Word for word, set down the records and skip each picture.
[BEGIN Material]
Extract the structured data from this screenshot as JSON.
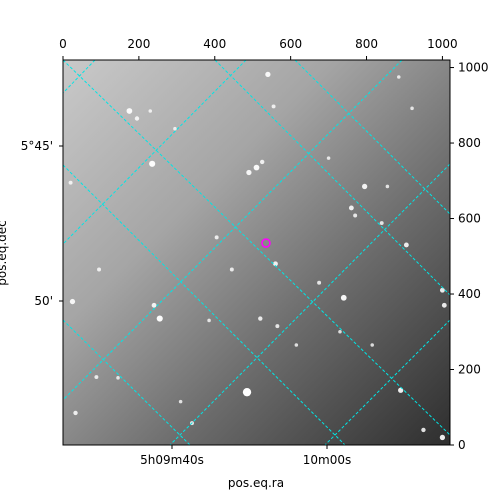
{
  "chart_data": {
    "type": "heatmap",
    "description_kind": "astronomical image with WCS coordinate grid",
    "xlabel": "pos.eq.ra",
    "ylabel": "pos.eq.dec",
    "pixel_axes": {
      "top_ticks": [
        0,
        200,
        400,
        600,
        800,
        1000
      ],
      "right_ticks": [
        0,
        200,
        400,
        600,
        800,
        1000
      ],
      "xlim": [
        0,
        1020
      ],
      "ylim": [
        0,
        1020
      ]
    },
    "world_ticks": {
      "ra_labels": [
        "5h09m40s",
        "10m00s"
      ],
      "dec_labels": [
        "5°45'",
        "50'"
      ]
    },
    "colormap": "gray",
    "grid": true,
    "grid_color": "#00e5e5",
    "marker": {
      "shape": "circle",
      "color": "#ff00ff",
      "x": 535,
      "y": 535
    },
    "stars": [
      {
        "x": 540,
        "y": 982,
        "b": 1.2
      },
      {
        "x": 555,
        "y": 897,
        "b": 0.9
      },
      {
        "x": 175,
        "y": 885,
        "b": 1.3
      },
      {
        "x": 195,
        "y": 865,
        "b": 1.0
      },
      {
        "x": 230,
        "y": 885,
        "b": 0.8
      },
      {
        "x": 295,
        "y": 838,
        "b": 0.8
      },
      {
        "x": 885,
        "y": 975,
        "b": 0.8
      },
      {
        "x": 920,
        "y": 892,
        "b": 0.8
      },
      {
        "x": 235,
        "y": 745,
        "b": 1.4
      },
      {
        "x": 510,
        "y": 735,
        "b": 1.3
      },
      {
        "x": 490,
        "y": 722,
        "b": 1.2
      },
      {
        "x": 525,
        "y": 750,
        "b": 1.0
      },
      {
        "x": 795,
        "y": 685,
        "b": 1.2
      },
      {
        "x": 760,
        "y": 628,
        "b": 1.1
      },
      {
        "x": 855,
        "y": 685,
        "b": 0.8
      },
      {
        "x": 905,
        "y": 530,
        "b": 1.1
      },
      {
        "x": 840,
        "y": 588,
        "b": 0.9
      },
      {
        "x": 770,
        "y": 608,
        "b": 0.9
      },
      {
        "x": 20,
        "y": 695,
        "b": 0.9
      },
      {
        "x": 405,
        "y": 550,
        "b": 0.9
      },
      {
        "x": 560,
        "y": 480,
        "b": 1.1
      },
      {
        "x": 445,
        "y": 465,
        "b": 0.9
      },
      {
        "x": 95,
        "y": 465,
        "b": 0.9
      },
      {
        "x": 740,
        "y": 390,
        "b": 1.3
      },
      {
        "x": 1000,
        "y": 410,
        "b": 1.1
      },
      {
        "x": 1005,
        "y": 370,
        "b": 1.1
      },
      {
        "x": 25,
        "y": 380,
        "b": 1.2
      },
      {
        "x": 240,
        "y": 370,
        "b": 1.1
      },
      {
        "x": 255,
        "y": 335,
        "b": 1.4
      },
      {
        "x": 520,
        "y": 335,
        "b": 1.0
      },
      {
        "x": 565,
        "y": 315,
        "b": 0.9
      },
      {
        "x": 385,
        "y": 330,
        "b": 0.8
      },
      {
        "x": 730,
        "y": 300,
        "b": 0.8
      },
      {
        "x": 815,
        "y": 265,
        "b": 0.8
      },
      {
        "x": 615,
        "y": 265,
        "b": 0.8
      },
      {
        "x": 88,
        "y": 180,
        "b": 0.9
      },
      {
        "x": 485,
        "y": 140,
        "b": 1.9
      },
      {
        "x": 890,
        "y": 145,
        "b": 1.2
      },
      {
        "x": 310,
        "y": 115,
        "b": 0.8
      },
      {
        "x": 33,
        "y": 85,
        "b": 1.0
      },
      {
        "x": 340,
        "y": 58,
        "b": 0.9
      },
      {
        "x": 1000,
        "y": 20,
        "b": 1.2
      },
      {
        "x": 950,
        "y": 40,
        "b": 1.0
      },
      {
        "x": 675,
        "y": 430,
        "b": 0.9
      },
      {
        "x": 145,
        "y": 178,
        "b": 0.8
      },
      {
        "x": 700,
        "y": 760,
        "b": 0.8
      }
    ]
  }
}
[END Material]
Solved problem ::
Extract the structured data from this screenshot as JSON.
{
  "chart_data": {
    "type": "heatmap",
    "description_kind": "astronomical image with WCS coordinate grid",
    "xlabel": "pos.eq.ra",
    "ylabel": "pos.eq.dec",
    "pixel_axes": {
      "top_ticks": [
        0,
        200,
        400,
        600,
        800,
        1000
      ],
      "right_ticks": [
        0,
        200,
        400,
        600,
        800,
        1000
      ],
      "xlim": [
        0,
        1020
      ],
      "ylim": [
        0,
        1020
      ]
    },
    "world_ticks": {
      "ra_labels": [
        "5h09m40s",
        "10m00s"
      ],
      "dec_labels": [
        "5°45'",
        "50'"
      ]
    },
    "colormap": "gray",
    "grid": true,
    "grid_color": "#00e5e5",
    "marker": {
      "shape": "circle",
      "color": "#ff00ff",
      "x": 535,
      "y": 535
    },
    "stars": [
      {
        "x": 540,
        "y": 982,
        "b": 1.2
      },
      {
        "x": 555,
        "y": 897,
        "b": 0.9
      },
      {
        "x": 175,
        "y": 885,
        "b": 1.3
      },
      {
        "x": 195,
        "y": 865,
        "b": 1.0
      },
      {
        "x": 230,
        "y": 885,
        "b": 0.8
      },
      {
        "x": 295,
        "y": 838,
        "b": 0.8
      },
      {
        "x": 885,
        "y": 975,
        "b": 0.8
      },
      {
        "x": 920,
        "y": 892,
        "b": 0.8
      },
      {
        "x": 235,
        "y": 745,
        "b": 1.4
      },
      {
        "x": 510,
        "y": 735,
        "b": 1.3
      },
      {
        "x": 490,
        "y": 722,
        "b": 1.2
      },
      {
        "x": 525,
        "y": 750,
        "b": 1.0
      },
      {
        "x": 795,
        "y": 685,
        "b": 1.2
      },
      {
        "x": 760,
        "y": 628,
        "b": 1.1
      },
      {
        "x": 855,
        "y": 685,
        "b": 0.8
      },
      {
        "x": 905,
        "y": 530,
        "b": 1.1
      },
      {
        "x": 840,
        "y": 588,
        "b": 0.9
      },
      {
        "x": 770,
        "y": 608,
        "b": 0.9
      },
      {
        "x": 20,
        "y": 695,
        "b": 0.9
      },
      {
        "x": 405,
        "y": 550,
        "b": 0.9
      },
      {
        "x": 560,
        "y": 480,
        "b": 1.1
      },
      {
        "x": 445,
        "y": 465,
        "b": 0.9
      },
      {
        "x": 95,
        "y": 465,
        "b": 0.9
      },
      {
        "x": 740,
        "y": 390,
        "b": 1.3
      },
      {
        "x": 1000,
        "y": 410,
        "b": 1.1
      },
      {
        "x": 1005,
        "y": 370,
        "b": 1.1
      },
      {
        "x": 25,
        "y": 380,
        "b": 1.2
      },
      {
        "x": 240,
        "y": 370,
        "b": 1.1
      },
      {
        "x": 255,
        "y": 335,
        "b": 1.4
      },
      {
        "x": 520,
        "y": 335,
        "b": 1.0
      },
      {
        "x": 565,
        "y": 315,
        "b": 0.9
      },
      {
        "x": 385,
        "y": 330,
        "b": 0.8
      },
      {
        "x": 730,
        "y": 300,
        "b": 0.8
      },
      {
        "x": 815,
        "y": 265,
        "b": 0.8
      },
      {
        "x": 615,
        "y": 265,
        "b": 0.8
      },
      {
        "x": 88,
        "y": 180,
        "b": 0.9
      },
      {
        "x": 485,
        "y": 140,
        "b": 1.9
      },
      {
        "x": 890,
        "y": 145,
        "b": 1.2
      },
      {
        "x": 310,
        "y": 115,
        "b": 0.8
      },
      {
        "x": 33,
        "y": 85,
        "b": 1.0
      },
      {
        "x": 340,
        "y": 58,
        "b": 0.9
      },
      {
        "x": 1000,
        "y": 20,
        "b": 1.2
      },
      {
        "x": 950,
        "y": 40,
        "b": 1.0
      },
      {
        "x": 675,
        "y": 430,
        "b": 0.9
      },
      {
        "x": 145,
        "y": 178,
        "b": 0.8
      },
      {
        "x": 700,
        "y": 760,
        "b": 0.8
      }
    ]
  }
}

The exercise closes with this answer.